§ **DATASET CONTENT**
════════════════

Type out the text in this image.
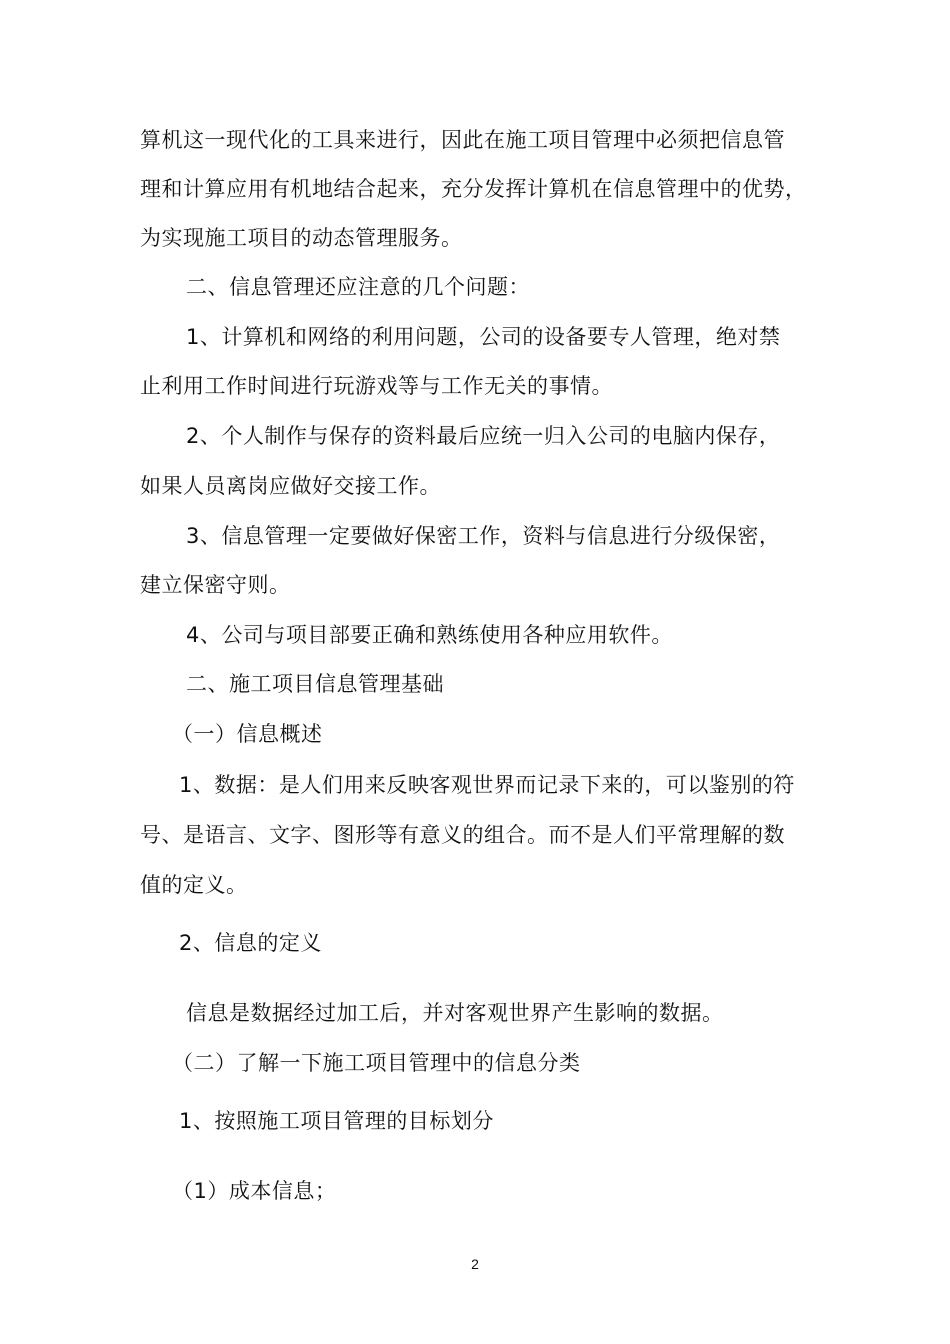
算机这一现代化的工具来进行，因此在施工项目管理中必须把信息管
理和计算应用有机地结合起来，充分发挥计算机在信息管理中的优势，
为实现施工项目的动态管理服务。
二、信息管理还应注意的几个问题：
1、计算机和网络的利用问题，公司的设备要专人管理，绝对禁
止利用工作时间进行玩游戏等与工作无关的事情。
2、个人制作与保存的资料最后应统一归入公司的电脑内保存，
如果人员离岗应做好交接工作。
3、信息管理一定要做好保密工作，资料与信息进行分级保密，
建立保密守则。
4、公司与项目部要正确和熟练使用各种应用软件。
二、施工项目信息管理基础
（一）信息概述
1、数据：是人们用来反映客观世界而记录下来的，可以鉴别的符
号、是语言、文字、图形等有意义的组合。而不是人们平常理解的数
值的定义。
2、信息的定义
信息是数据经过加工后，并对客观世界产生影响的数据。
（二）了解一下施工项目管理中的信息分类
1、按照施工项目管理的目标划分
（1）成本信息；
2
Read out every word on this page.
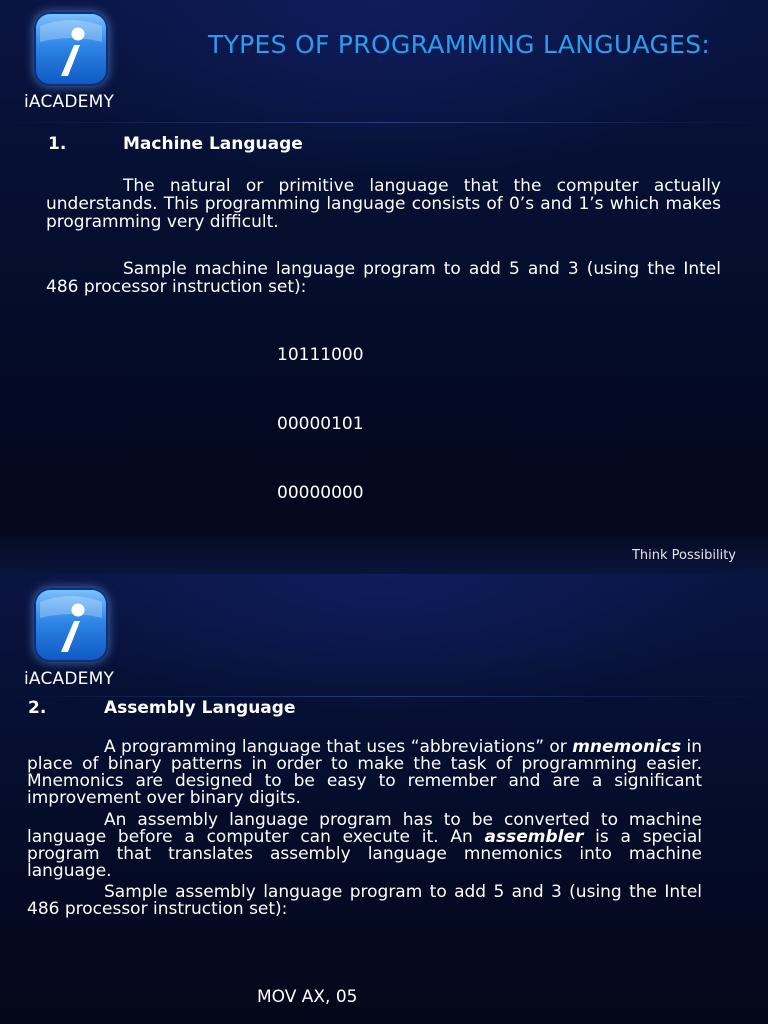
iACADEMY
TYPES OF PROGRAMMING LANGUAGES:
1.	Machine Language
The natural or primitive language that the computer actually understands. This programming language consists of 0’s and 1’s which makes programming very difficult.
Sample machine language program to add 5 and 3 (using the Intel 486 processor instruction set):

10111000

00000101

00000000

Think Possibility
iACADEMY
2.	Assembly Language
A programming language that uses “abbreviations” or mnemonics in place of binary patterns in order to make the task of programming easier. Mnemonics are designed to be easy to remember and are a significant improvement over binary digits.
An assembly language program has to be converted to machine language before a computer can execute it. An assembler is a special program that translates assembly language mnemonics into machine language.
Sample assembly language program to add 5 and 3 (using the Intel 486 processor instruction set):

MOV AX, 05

════════════════

§ **TASK TO CARRY OUT**
Working from the material above, state how many lines contain "processor"; give only the number.

§ **COMPLETE OUTPUT**
2